EXERCISE GOAL:
Find the lines that include the string "Scheduled" and report how many there are. Give no other text.

Source records
-- START --

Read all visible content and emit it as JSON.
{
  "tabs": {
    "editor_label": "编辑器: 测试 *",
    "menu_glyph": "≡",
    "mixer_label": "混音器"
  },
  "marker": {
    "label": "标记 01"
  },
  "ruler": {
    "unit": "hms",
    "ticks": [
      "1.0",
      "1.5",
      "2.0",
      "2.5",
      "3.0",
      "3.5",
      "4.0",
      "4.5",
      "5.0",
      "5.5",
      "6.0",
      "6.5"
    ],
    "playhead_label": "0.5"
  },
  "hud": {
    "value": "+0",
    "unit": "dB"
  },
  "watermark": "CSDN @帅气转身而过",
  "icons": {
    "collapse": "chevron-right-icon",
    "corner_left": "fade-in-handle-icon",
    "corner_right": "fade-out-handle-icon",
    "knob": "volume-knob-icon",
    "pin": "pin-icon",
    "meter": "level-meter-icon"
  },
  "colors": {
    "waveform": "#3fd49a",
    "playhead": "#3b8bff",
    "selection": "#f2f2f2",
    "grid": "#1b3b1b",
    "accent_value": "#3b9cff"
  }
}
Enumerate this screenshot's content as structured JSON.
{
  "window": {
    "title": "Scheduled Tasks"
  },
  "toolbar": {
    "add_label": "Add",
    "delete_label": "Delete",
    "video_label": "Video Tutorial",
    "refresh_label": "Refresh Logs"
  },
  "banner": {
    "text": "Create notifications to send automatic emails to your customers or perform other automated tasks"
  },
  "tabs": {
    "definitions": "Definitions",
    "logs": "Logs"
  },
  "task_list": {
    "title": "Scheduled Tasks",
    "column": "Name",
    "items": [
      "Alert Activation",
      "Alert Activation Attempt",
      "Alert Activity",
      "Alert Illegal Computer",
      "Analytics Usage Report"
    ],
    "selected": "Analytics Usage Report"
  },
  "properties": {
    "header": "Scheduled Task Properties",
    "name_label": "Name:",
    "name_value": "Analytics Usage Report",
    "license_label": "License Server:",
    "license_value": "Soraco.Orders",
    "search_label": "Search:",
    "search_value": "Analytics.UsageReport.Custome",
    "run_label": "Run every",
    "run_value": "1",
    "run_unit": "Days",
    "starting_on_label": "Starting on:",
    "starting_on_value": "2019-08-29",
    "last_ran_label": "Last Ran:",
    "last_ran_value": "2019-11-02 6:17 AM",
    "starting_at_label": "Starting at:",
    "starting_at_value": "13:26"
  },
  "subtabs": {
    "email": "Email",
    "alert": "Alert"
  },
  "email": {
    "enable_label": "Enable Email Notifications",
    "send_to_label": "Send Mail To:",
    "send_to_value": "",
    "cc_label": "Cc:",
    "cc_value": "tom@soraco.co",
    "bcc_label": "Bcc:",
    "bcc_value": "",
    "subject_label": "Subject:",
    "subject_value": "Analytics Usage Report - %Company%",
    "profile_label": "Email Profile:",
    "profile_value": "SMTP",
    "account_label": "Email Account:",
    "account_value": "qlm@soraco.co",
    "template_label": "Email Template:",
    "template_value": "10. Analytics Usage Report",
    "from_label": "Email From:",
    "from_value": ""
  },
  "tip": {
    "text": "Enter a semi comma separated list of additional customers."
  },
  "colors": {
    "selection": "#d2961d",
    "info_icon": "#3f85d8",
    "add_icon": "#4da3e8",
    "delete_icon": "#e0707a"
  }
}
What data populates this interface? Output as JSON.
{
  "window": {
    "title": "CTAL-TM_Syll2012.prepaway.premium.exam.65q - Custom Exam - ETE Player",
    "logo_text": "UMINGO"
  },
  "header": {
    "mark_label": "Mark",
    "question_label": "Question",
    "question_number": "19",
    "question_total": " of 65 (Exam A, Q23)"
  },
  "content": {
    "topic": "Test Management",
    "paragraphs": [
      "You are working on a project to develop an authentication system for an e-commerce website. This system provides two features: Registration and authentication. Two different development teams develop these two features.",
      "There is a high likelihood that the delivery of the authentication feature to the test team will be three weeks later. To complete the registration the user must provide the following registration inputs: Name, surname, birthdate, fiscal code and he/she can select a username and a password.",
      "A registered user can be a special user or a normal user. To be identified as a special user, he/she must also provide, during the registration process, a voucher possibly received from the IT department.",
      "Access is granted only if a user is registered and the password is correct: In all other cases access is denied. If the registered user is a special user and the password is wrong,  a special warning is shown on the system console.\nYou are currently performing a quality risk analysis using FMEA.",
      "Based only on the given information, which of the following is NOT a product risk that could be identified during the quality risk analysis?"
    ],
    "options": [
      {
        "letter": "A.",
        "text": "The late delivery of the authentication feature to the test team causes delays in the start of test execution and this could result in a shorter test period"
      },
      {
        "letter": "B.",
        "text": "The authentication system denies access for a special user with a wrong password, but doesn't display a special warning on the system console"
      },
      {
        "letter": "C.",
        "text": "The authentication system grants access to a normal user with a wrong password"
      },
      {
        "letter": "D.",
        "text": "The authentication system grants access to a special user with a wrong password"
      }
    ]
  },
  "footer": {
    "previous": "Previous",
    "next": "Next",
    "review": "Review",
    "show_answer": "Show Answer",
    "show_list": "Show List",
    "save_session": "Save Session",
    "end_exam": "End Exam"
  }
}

-- END --

SOLUTION TO THE EXERCISE:
3